Given request:
Turn each item below into a JSON list of strings with one string per line, skipping blank lines. Omit the pictures from your output.

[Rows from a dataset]
## START

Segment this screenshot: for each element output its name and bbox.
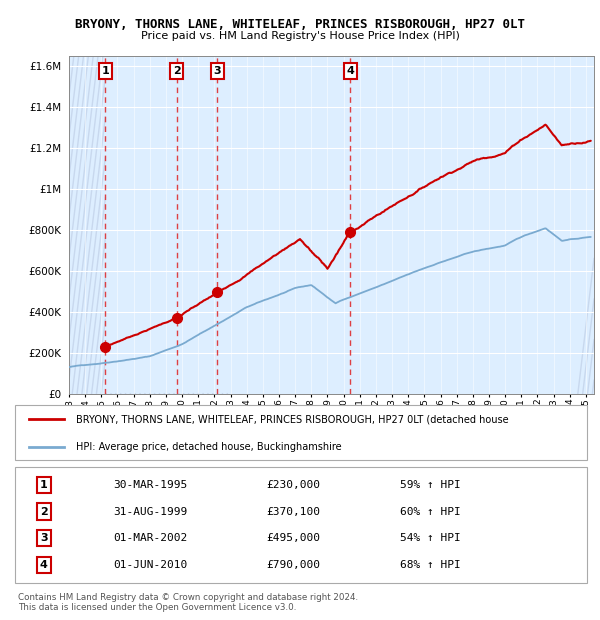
Text: £370,100: £370,100: [267, 507, 321, 516]
Text: 1: 1: [101, 66, 109, 76]
Text: Price paid vs. HM Land Registry's House Price Index (HPI): Price paid vs. HM Land Registry's House …: [140, 31, 460, 41]
Text: 54% ↑ HPI: 54% ↑ HPI: [400, 533, 461, 543]
Text: 30-MAR-1995: 30-MAR-1995: [113, 480, 188, 490]
Text: 60% ↑ HPI: 60% ↑ HPI: [400, 507, 461, 516]
Text: BRYONY, THORNS LANE, WHITELEAF, PRINCES RISBOROUGH, HP27 0LT: BRYONY, THORNS LANE, WHITELEAF, PRINCES …: [75, 19, 525, 31]
Text: 59% ↑ HPI: 59% ↑ HPI: [400, 480, 461, 490]
Text: 3: 3: [40, 533, 47, 543]
FancyBboxPatch shape: [15, 405, 587, 460]
Text: 4: 4: [40, 560, 48, 570]
Text: 1: 1: [40, 480, 48, 490]
Text: 01-MAR-2002: 01-MAR-2002: [113, 533, 188, 543]
Text: £495,000: £495,000: [267, 533, 321, 543]
Text: HPI: Average price, detached house, Buckinghamshire: HPI: Average price, detached house, Buck…: [76, 442, 341, 452]
Text: 4: 4: [346, 66, 355, 76]
Text: BRYONY, THORNS LANE, WHITELEAF, PRINCES RISBOROUGH, HP27 0LT (detached house: BRYONY, THORNS LANE, WHITELEAF, PRINCES …: [76, 415, 508, 425]
FancyBboxPatch shape: [15, 467, 587, 583]
Text: 2: 2: [40, 507, 48, 516]
Text: £790,000: £790,000: [267, 560, 321, 570]
Text: 31-AUG-1999: 31-AUG-1999: [113, 507, 188, 516]
Text: Contains HM Land Registry data © Crown copyright and database right 2024.
This d: Contains HM Land Registry data © Crown c…: [18, 593, 358, 613]
Text: 2: 2: [173, 66, 181, 76]
Text: £230,000: £230,000: [267, 480, 321, 490]
Text: 3: 3: [214, 66, 221, 76]
Text: 01-JUN-2010: 01-JUN-2010: [113, 560, 188, 570]
Text: 68% ↑ HPI: 68% ↑ HPI: [400, 560, 461, 570]
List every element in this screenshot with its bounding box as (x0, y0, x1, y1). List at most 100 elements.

## END

Result of the exercise:
[
  "Segment this screenshot: for each element output its name and bbox.",
  "Text: £370,100: £370,100: [267, 507, 321, 516]",
  "Text: 1: 1: [101, 66, 109, 76]",
  "Text: Price paid vs. HM Land Registry's House Price Index (HPI): Price paid vs. HM Land Registry's House …: [140, 31, 460, 41]",
  "Text: 54% ↑ HPI: 54% ↑ HPI: [400, 533, 461, 543]",
  "Text: 30-MAR-1995: 30-MAR-1995: [113, 480, 188, 490]",
  "Text: 60% ↑ HPI: 60% ↑ HPI: [400, 507, 461, 516]",
  "Text: BRYONY, THORNS LANE, WHITELEAF, PRINCES RISBOROUGH, HP27 0LT: BRYONY, THORNS LANE, WHITELEAF, PRINCES …: [75, 19, 525, 31]",
  "Text: 59% ↑ HPI: 59% ↑ HPI: [400, 480, 461, 490]",
  "Text: 3: 3: [40, 533, 47, 543]",
  "FancyBboxPatch shape: [15, 405, 587, 460]",
  "Text: 4: 4: [40, 560, 48, 570]",
  "Text: 1: 1: [40, 480, 48, 490]",
  "Text: 01-MAR-2002: 01-MAR-2002: [113, 533, 188, 543]",
  "Text: £495,000: £495,000: [267, 533, 321, 543]",
  "Text: HPI: Average price, detached house, Buckinghamshire: HPI: Average price, detached house, Buck…: [76, 442, 341, 452]",
  "Text: 4: 4: [346, 66, 355, 76]",
  "Text: BRYONY, THORNS LANE, WHITELEAF, PRINCES RISBOROUGH, HP27 0LT (detached house: BRYONY, THORNS LANE, WHITELEAF, PRINCES …: [76, 415, 508, 425]",
  "FancyBboxPatch shape: [15, 467, 587, 583]",
  "Text: 2: 2: [40, 507, 48, 516]",
  "Text: £790,000: £790,000: [267, 560, 321, 570]",
  "Text: 31-AUG-1999: 31-AUG-1999: [113, 507, 188, 516]",
  "Text: Contains HM Land Registry data © Crown copyright and database right 2024.",
  "This d: Contains HM Land Registry data © Crown c…: [18, 593, 358, 613]",
  "Text: 2: 2: [173, 66, 181, 76]",
  "Text: £230,000: £230,000: [267, 480, 321, 490]",
  "Text: 3: 3: [214, 66, 221, 76]",
  "Text: 01-JUN-2010: 01-JUN-2010: [113, 560, 188, 570]",
  "Text: 68% ↑ HPI: 68% ↑ HPI: [400, 560, 461, 570]",
  "List every element in this screenshot with its bounding box as (x0, y0, x1, y1). List at most 100 elements."
]